### DATASET ###
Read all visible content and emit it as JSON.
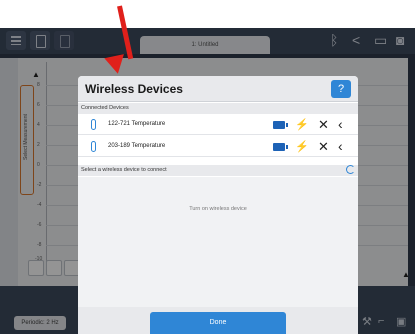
{
  "app": {
    "tab_title": "1: Untitled"
  },
  "graph": {
    "select_measurement": "Select Measurement",
    "y_ticks": [
      "8",
      "6",
      "4",
      "2",
      "0",
      "-2",
      "-4",
      "-6",
      "-8",
      "-10"
    ]
  },
  "bottom": {
    "rate": "Periodic: 2 Hz"
  },
  "modal": {
    "title": "Wireless Devices",
    "help_label": "?",
    "connected_label": "Connected Devices",
    "devices": [
      {
        "name": "122-721  Temperature"
      },
      {
        "name": "203-189  Temperature"
      }
    ],
    "select_label": "Select a wireless device to connect",
    "empty_message": "Turn on wireless device",
    "done_label": "Done"
  },
  "colors": {
    "accent": "#2f86d6",
    "arrow": "#e0201b",
    "highlight": "#d9782e"
  }
}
###
[INSTRUCTION]: Restate the whole listing above exactly, please, omitting every image.

[RESPONSE BELOW]:
Read all visible content and emit it as JSON.
{
  "app": {
    "tab_title": "1: Untitled"
  },
  "graph": {
    "select_measurement": "Select Measurement",
    "y_ticks": [
      "8",
      "6",
      "4",
      "2",
      "0",
      "-2",
      "-4",
      "-6",
      "-8",
      "-10"
    ]
  },
  "bottom": {
    "rate": "Periodic: 2 Hz"
  },
  "modal": {
    "title": "Wireless Devices",
    "help_label": "?",
    "connected_label": "Connected Devices",
    "devices": [
      {
        "name": "122-721  Temperature"
      },
      {
        "name": "203-189  Temperature"
      }
    ],
    "select_label": "Select a wireless device to connect",
    "empty_message": "Turn on wireless device",
    "done_label": "Done"
  },
  "colors": {
    "accent": "#2f86d6",
    "arrow": "#e0201b",
    "highlight": "#d9782e"
  }
}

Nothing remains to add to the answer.